Given exercise:
Repeat the listing in full. Nothing may be added or left out.

Dataset excerpt:
========
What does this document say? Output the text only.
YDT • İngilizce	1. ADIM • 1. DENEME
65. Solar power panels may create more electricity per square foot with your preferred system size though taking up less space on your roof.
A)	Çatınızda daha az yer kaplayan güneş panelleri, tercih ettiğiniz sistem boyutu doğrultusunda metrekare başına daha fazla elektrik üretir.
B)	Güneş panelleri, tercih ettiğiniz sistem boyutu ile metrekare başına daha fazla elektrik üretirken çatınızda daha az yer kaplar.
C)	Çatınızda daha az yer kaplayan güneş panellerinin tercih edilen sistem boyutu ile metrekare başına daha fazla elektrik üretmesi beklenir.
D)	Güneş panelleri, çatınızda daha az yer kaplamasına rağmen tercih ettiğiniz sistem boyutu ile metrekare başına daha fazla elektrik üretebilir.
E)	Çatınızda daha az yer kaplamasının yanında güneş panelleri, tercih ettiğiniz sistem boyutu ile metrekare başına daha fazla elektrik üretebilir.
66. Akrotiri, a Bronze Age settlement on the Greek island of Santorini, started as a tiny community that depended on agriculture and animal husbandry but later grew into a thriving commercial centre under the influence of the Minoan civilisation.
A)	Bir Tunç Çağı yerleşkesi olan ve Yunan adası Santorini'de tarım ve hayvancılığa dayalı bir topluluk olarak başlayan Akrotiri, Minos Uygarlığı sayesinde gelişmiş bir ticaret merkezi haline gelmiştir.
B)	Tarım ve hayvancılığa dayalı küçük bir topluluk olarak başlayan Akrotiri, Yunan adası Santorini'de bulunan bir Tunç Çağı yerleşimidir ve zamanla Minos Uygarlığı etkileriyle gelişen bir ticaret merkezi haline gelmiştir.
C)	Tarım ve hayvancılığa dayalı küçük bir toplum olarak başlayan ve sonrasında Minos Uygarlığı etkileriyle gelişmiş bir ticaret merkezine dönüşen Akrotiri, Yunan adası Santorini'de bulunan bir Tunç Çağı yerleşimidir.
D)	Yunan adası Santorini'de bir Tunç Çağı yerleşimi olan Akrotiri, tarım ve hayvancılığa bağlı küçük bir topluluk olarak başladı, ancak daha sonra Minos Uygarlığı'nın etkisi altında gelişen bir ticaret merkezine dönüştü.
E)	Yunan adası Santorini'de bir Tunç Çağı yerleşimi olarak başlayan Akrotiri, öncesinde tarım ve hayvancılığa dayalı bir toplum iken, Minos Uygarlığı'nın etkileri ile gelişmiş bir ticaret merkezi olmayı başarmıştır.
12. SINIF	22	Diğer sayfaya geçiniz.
========
Expected output:
What does this document say? Output the text only.
YDT • İngilizce	1. ADIM • 1. DENEME
65. Solar power panels may create more electricity per square foot with your preferred system size though taking up less space on your roof.
A)	Çatınızda daha az yer kaplayan güneş panelleri, tercih ettiğiniz sistem boyutu doğrultusunda metrekare başına daha fazla elektrik üretir.
B)	Güneş panelleri, tercih ettiğiniz sistem boyutu ile metrekare başına daha fazla elektrik üretirken çatınızda daha az yer kaplar.
C)	Çatınızda daha az yer kaplayan güneş panellerinin tercih edilen sistem boyutu ile metrekare başına daha fazla elektrik üretmesi beklenir.
D)	Güneş panelleri, çatınızda daha az yer kaplamasına rağmen tercih ettiğiniz sistem boyutu ile metrekare başına daha fazla elektrik üretebilir.
E)	Çatınızda daha az yer kaplamasının yanında güneş panelleri, tercih ettiğiniz sistem boyutu ile metrekare başına daha fazla elektrik üretebilir.
66. Akrotiri, a Bronze Age settlement on the Greek island of Santorini, started as a tiny community that depended on agriculture and animal husbandry but later grew into a thriving commercial centre under the influence of the Minoan civilisation.
A)	Bir Tunç Çağı yerleşkesi olan ve Yunan adası Santorini'de tarım ve hayvancılığa dayalı bir topluluk olarak başlayan Akrotiri, Minos Uygarlığı sayesinde gelişmiş bir ticaret merkezi haline gelmiştir.
B)	Tarım ve hayvancılığa dayalı küçük bir topluluk olarak başlayan Akrotiri, Yunan adası Santorini'de bulunan bir Tunç Çağı yerleşimidir ve zamanla Minos Uygarlığı etkileriyle gelişen bir ticaret merkezi haline gelmiştir.
C)	Tarım ve hayvancılığa dayalı küçük bir toplum olarak başlayan ve sonrasında Minos Uygarlığı etkileriyle gelişmiş bir ticaret merkezine dönüşen Akrotiri, Yunan adası Santorini'de bulunan bir Tunç Çağı yerleşimidir.
D)	Yunan adası Santorini'de bir Tunç Çağı yerleşimi olan Akrotiri, tarım ve hayvancılığa bağlı küçük bir topluluk olarak başladı, ancak daha sonra Minos Uygarlığı'nın etkisi altında gelişen bir ticaret merkezine dönüştü.
E)	Yunan adası Santorini'de bir Tunç Çağı yerleşimi olarak başlayan Akrotiri, öncesinde tarım ve hayvancılığa dayalı bir toplum iken, Minos Uygarlığı'nın etkileri ile gelişmiş bir ticaret merkezi olmayı başarmıştır.
12. SINIF	22	Diğer sayfaya geçiniz.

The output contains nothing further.